# Start of SUPPLIED RECORDS

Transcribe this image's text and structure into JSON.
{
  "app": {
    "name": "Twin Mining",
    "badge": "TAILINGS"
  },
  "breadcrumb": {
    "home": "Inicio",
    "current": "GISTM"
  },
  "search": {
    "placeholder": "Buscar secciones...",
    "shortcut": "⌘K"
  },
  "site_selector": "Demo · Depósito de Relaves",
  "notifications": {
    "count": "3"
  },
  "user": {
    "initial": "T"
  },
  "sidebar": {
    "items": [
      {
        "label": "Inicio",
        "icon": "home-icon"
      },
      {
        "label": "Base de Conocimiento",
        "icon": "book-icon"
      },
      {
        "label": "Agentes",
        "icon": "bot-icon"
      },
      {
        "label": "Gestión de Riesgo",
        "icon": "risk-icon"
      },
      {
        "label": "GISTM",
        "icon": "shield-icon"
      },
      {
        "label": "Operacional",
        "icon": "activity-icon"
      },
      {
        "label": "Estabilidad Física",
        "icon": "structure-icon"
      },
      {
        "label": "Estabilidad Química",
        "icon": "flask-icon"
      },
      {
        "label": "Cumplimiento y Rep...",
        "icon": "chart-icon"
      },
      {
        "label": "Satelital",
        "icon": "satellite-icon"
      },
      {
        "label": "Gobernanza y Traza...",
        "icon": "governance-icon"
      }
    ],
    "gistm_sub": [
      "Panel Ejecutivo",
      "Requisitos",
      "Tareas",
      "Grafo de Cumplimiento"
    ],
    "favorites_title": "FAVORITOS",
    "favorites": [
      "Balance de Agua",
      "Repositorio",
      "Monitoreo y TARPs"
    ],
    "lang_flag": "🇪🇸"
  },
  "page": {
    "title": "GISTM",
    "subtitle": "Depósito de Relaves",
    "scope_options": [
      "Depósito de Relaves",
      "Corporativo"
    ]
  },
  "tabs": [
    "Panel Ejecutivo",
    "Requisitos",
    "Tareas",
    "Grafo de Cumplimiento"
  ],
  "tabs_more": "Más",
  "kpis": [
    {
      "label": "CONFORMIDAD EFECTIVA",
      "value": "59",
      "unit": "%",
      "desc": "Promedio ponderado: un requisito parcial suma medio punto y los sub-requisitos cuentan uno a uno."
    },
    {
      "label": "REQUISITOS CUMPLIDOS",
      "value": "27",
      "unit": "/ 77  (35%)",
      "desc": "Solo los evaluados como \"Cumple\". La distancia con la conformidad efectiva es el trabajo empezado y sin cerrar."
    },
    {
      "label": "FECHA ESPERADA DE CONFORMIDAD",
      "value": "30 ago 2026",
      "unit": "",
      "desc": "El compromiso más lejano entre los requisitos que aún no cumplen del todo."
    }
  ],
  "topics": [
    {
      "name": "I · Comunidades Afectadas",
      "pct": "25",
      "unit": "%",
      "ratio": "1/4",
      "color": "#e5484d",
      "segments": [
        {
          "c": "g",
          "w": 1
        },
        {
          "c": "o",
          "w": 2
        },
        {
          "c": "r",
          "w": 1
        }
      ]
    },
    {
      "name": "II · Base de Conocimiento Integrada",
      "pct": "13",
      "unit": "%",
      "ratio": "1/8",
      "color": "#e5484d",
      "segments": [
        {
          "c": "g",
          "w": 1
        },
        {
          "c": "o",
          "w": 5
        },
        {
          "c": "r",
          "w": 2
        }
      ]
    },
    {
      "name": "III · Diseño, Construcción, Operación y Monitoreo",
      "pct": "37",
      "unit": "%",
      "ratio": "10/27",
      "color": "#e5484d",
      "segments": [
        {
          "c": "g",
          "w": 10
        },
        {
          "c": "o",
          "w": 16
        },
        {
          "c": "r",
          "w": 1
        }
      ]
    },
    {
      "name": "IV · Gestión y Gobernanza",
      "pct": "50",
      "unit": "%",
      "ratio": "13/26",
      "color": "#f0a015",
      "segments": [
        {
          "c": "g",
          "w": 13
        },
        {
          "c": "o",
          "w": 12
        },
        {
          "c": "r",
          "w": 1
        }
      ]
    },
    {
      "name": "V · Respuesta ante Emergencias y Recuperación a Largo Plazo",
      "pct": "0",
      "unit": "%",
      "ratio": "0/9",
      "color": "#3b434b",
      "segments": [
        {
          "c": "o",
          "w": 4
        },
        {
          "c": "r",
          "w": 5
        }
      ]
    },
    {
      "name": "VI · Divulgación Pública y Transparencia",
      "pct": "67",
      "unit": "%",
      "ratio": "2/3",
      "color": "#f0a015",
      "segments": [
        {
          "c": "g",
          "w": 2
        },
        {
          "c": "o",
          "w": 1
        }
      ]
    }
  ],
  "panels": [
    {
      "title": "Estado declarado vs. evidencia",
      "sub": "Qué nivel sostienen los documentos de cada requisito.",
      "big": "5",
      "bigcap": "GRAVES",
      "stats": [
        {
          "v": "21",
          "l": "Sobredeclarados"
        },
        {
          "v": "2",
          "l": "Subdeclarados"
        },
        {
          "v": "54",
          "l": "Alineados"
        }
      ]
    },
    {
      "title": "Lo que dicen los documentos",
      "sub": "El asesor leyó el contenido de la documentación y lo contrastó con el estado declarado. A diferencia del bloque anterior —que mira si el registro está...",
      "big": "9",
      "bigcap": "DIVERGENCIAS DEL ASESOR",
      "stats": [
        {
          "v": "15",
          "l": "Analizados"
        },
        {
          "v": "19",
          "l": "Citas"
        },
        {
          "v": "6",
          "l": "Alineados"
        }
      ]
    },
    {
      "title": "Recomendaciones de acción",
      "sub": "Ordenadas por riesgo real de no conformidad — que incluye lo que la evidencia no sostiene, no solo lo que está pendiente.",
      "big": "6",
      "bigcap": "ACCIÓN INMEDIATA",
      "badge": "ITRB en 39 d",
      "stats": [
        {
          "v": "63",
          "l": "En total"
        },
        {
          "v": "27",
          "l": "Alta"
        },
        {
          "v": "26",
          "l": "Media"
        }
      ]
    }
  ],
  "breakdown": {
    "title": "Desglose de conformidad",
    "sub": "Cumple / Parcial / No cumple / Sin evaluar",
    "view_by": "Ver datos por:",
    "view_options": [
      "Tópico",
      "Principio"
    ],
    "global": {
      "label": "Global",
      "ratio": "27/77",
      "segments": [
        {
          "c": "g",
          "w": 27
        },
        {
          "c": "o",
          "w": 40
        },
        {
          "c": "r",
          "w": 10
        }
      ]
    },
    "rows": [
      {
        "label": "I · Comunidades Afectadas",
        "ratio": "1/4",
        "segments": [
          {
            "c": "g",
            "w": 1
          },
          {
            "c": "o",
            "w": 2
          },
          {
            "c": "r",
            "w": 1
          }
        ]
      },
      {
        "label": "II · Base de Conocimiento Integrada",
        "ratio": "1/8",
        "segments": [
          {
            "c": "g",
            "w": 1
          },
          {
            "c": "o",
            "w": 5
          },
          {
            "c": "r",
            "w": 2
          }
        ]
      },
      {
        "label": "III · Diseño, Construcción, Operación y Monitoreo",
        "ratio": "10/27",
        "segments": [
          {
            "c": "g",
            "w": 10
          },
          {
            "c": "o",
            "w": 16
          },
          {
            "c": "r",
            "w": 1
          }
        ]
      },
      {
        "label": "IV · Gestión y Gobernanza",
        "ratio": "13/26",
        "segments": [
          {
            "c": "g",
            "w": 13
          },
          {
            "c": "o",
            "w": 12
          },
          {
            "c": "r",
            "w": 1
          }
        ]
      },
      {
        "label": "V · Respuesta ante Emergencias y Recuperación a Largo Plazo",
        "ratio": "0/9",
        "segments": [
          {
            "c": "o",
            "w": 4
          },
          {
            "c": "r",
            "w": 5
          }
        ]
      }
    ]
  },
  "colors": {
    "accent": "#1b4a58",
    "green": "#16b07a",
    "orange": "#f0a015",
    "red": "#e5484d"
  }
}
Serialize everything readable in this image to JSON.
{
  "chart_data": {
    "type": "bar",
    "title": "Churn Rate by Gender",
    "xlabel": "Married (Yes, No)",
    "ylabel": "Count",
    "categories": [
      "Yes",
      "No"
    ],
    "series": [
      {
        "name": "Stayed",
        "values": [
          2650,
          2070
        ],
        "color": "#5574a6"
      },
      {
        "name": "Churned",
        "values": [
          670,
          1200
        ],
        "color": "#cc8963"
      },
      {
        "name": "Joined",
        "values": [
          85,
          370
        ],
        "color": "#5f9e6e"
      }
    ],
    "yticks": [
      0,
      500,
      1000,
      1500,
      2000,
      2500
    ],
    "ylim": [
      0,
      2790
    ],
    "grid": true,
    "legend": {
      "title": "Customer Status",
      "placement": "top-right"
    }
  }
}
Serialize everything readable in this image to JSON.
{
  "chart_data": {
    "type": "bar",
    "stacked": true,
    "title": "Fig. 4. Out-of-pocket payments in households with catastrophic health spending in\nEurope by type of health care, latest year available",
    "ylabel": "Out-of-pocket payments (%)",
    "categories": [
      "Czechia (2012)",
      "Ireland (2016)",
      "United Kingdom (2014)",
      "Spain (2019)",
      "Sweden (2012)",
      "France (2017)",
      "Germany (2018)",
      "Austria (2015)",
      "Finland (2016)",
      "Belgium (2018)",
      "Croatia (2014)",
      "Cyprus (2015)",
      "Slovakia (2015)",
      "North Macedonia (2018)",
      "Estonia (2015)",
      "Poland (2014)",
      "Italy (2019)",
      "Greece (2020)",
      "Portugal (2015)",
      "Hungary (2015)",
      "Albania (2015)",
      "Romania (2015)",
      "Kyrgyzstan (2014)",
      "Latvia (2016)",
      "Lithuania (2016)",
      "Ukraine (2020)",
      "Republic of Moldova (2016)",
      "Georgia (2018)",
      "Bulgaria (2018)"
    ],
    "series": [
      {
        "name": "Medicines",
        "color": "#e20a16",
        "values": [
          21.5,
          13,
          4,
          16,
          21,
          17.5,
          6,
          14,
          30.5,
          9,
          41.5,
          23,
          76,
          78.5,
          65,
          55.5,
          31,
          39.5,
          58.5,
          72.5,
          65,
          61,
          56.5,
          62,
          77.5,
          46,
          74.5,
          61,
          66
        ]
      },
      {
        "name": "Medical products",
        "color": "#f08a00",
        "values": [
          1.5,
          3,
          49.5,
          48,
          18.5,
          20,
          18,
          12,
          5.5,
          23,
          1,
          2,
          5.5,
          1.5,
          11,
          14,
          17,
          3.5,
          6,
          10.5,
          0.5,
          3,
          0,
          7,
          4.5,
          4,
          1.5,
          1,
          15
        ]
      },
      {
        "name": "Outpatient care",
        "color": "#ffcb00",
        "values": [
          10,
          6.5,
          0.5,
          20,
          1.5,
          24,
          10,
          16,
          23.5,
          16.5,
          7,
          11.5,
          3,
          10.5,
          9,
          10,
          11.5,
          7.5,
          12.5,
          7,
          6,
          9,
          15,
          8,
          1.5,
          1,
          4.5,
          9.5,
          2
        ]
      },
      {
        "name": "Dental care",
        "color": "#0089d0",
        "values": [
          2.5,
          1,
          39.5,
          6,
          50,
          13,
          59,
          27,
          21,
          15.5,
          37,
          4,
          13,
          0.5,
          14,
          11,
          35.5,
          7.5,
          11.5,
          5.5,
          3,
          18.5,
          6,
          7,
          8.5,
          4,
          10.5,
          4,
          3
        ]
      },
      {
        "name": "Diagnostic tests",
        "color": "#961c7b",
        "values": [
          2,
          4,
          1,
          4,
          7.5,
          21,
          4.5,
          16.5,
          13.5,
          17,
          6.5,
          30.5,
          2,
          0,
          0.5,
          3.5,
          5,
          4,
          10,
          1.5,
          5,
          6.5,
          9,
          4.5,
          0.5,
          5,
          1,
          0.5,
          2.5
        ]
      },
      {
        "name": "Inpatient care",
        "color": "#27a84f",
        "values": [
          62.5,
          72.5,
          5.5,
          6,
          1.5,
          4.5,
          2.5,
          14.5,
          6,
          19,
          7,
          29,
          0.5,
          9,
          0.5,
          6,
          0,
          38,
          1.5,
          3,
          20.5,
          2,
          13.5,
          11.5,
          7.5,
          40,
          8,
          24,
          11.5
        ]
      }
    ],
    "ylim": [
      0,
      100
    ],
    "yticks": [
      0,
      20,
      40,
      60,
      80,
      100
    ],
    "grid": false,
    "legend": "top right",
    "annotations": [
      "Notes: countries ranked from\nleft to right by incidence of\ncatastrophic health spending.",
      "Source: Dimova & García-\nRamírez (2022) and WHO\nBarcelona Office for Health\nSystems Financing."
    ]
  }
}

# End of SUPPLIED RECORDS

PROBLEM TO SOLVE
How many lines of the listing above include the word "icon"? Reply with the number alone.

RESPONSE BELOW
11